**Records from a collection of figures**
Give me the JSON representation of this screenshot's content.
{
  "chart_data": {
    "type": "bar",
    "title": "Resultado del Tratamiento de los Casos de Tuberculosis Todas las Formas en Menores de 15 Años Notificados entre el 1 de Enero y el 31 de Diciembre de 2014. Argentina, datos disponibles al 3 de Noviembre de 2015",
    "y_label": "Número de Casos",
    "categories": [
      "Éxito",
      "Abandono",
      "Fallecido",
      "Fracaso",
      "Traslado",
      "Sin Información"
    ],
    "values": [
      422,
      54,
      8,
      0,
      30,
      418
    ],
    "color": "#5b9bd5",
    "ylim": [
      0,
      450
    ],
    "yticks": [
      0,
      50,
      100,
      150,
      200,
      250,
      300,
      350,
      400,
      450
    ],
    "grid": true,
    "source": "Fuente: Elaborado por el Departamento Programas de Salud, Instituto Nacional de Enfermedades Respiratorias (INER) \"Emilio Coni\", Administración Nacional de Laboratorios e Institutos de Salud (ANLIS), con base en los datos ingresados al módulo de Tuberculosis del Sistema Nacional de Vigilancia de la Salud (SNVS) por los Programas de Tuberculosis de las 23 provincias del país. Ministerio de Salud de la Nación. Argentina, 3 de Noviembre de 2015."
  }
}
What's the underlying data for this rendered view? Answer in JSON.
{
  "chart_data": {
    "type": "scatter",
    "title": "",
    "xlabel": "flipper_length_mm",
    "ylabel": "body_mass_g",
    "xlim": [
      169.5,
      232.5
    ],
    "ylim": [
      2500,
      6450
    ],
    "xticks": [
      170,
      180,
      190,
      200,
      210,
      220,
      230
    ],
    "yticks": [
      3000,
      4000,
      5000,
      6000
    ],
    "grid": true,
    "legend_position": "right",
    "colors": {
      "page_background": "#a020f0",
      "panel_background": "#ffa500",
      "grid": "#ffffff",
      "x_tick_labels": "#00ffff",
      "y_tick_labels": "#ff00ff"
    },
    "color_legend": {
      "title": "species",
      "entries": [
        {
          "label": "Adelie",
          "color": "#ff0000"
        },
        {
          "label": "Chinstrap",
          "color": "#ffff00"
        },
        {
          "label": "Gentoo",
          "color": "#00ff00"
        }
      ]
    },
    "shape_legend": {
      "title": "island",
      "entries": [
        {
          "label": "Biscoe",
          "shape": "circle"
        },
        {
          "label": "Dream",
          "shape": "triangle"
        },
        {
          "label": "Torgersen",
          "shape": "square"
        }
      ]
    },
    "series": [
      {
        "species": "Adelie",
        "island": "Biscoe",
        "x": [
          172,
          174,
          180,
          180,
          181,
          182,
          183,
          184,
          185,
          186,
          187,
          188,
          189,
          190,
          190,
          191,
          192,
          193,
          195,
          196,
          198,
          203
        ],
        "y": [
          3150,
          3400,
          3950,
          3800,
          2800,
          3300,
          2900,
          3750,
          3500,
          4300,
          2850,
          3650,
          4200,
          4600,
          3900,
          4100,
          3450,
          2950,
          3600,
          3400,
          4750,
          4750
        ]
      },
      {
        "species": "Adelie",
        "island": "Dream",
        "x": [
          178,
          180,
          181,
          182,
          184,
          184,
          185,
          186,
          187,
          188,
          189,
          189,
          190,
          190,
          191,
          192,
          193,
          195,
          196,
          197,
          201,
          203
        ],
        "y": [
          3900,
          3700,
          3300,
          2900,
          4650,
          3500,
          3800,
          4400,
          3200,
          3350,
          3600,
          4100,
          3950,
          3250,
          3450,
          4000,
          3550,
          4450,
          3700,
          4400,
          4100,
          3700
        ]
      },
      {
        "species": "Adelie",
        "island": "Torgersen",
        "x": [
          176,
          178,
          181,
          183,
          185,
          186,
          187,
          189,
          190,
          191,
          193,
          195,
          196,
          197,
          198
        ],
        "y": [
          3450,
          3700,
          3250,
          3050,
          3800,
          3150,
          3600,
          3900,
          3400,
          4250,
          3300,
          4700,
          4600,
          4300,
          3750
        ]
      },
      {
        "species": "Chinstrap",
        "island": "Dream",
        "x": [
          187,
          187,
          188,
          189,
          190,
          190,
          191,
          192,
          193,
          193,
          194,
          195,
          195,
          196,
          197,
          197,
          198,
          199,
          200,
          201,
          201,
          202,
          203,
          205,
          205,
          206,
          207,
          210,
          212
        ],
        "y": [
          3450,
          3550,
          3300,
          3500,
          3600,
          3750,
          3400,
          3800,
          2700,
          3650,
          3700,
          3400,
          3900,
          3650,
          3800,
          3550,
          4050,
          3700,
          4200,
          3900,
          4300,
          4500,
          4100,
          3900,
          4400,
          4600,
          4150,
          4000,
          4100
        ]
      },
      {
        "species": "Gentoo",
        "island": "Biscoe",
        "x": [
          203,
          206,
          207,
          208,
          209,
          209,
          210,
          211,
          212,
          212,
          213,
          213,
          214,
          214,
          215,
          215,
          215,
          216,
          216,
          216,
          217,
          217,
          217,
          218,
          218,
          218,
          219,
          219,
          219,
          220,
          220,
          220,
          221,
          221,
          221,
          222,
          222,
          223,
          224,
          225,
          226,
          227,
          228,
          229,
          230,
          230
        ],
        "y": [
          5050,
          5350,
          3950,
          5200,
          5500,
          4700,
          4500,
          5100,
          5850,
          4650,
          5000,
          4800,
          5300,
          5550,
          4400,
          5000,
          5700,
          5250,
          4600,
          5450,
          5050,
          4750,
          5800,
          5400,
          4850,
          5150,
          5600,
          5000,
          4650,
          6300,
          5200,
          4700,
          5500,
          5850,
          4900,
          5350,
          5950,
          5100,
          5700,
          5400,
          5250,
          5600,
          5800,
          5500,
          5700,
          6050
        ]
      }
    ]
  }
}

...

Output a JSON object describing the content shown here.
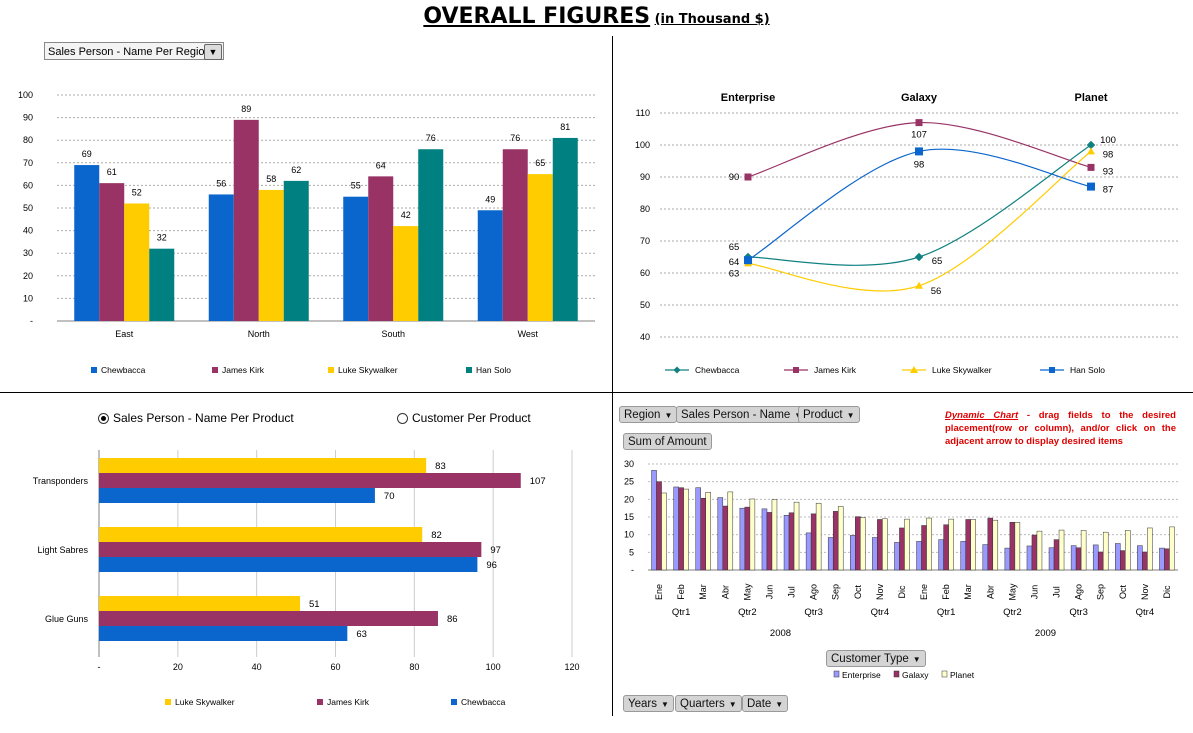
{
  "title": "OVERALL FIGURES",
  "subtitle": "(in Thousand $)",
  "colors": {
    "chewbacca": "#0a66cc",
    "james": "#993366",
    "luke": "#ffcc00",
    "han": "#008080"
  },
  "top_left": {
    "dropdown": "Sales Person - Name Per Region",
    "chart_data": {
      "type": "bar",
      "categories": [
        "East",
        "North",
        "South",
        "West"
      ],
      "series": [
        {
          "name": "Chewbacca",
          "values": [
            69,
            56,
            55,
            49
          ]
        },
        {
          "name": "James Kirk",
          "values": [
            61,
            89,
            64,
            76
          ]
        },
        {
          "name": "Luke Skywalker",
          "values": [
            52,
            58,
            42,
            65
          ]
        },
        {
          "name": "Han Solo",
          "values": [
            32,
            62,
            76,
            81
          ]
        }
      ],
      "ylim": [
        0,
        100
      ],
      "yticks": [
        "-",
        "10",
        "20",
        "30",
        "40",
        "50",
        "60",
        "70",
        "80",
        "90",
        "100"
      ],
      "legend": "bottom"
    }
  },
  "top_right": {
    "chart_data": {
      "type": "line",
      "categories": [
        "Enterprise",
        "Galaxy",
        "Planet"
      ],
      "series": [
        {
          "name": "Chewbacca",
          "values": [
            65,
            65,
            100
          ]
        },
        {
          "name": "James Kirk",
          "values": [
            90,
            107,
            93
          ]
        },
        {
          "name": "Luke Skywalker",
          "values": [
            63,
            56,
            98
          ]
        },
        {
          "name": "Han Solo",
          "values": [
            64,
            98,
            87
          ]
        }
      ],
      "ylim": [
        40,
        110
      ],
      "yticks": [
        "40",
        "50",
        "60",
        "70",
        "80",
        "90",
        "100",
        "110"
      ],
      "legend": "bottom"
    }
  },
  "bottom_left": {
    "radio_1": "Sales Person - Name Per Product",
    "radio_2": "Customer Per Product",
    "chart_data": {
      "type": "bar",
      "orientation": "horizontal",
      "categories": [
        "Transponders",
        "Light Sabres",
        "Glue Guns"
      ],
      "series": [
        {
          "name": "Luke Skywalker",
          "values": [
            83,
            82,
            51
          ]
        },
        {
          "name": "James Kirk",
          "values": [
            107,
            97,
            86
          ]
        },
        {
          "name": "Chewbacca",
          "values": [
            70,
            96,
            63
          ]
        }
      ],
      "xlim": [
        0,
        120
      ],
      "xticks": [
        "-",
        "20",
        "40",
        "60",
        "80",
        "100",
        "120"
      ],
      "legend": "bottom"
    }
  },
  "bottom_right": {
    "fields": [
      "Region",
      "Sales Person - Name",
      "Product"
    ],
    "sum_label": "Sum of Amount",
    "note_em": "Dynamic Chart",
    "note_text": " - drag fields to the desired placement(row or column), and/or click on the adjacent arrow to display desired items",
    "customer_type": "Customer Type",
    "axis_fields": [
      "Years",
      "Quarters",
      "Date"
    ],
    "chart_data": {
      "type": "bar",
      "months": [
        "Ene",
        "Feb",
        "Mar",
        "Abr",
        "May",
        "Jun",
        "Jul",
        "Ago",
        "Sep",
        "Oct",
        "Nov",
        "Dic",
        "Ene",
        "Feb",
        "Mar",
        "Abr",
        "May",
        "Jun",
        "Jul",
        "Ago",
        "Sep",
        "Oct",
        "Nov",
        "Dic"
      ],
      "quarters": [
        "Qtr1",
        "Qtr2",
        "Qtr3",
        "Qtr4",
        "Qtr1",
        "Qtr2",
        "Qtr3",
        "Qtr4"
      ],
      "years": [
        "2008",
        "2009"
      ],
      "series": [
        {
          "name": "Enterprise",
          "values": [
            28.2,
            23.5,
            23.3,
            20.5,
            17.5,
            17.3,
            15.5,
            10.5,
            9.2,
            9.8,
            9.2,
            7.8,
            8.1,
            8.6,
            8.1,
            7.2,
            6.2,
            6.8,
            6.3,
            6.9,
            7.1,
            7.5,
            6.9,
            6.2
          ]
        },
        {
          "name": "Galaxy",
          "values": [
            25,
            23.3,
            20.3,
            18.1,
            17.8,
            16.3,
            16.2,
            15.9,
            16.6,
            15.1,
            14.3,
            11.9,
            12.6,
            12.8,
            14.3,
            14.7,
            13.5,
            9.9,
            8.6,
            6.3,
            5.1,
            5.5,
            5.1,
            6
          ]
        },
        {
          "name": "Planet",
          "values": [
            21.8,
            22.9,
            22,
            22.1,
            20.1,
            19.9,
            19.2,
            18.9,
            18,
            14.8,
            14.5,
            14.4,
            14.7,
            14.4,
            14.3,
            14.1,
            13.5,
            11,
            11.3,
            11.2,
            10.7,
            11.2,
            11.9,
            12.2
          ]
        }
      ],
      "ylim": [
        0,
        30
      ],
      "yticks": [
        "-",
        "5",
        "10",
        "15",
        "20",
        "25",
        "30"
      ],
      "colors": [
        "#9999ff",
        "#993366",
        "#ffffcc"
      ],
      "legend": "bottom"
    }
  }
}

**What the exercise asks**
From the entries above, select each line containing the string "Product".

**Result of this task**
    "radio_1": "Sales Person - Name Per Product",
    "radio_2": "Customer Per Product",
      "Product"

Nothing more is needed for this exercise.